Dataset excerpts:

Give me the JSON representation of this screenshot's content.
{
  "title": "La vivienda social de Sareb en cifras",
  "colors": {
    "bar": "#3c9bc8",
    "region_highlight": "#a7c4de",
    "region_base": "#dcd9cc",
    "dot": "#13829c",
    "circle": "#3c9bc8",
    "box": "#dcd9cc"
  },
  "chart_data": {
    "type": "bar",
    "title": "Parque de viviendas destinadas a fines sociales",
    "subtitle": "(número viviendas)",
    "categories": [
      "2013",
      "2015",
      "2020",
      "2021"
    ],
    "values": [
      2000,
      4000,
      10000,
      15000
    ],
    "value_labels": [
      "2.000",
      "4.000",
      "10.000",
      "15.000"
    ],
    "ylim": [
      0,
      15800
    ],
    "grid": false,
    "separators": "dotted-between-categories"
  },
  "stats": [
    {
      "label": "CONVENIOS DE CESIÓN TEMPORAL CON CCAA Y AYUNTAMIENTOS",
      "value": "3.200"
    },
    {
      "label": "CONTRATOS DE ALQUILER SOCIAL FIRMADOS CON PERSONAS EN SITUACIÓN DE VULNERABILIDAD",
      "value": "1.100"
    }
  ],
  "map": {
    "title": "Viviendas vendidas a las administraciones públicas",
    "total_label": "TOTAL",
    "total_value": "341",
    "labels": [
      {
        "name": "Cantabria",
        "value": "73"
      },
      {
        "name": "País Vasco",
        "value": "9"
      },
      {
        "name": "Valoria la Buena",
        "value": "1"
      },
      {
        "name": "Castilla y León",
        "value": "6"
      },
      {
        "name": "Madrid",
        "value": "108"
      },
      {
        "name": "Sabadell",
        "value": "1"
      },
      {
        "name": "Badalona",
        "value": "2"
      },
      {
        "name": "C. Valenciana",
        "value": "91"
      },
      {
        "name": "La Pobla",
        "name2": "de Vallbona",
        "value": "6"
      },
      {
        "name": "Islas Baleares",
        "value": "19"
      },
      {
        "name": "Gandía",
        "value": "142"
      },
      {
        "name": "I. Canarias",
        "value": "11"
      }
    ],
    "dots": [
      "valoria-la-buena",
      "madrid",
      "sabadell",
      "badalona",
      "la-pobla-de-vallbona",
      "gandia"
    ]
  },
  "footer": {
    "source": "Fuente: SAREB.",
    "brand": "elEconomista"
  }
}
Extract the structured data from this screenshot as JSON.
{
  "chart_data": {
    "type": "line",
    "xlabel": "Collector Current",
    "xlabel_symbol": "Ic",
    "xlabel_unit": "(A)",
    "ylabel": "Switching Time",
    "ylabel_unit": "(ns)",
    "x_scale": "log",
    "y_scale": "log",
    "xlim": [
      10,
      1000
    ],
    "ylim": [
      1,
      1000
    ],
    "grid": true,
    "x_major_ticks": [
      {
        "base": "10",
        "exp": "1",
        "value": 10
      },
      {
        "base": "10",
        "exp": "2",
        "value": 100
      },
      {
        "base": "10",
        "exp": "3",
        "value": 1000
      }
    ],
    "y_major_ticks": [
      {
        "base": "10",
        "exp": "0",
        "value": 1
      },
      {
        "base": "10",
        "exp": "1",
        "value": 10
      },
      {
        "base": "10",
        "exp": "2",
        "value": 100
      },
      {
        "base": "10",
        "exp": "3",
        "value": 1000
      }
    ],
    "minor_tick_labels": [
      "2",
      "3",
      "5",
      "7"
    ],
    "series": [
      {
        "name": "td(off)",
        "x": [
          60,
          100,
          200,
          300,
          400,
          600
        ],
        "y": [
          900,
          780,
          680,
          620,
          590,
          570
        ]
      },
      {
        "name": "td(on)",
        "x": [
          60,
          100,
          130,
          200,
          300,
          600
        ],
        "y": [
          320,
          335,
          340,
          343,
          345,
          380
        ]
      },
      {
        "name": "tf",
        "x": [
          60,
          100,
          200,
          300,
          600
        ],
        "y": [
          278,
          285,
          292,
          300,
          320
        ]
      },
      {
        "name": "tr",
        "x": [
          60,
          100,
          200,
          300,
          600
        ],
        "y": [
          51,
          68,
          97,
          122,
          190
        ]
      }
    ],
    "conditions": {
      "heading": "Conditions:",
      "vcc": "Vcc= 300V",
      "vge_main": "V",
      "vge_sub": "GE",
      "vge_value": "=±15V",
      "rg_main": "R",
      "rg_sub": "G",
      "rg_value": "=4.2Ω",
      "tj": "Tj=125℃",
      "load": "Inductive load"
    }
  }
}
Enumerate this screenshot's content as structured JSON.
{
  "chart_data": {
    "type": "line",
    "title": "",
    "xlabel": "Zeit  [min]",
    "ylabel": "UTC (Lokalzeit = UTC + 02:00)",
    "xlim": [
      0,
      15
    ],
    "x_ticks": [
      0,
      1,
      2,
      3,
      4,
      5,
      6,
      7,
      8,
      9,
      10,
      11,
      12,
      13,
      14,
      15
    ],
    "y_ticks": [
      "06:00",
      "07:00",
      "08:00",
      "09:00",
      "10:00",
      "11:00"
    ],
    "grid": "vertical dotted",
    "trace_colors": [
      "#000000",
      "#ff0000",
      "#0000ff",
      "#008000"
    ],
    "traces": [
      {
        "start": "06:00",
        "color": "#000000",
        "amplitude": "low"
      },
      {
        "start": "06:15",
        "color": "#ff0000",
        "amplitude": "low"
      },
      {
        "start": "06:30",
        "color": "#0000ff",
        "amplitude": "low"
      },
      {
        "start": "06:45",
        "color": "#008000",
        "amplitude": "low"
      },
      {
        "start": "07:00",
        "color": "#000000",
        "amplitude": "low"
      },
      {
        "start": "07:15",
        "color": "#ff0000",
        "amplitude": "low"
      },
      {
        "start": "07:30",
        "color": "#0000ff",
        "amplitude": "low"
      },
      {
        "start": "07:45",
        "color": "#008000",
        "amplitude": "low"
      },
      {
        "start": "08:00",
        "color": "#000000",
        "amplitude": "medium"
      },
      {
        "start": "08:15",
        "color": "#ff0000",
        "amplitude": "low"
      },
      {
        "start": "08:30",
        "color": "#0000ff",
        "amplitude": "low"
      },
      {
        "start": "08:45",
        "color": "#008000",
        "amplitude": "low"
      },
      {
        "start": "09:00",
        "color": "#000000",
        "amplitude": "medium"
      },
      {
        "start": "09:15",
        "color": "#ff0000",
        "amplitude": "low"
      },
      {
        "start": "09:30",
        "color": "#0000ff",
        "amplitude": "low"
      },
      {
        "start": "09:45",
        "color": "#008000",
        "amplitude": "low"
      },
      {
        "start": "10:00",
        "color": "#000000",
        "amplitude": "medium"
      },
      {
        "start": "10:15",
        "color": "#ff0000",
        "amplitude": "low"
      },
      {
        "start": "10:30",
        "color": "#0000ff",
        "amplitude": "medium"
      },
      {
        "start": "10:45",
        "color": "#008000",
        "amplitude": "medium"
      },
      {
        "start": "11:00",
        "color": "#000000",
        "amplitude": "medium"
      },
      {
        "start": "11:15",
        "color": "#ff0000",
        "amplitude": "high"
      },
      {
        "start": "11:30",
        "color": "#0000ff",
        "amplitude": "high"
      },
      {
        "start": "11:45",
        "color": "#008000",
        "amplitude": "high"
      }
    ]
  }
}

Stated problem: Work out how many lines in the entries hold the string "dotted". Your answer should consist solely of that number.

Task solution: 2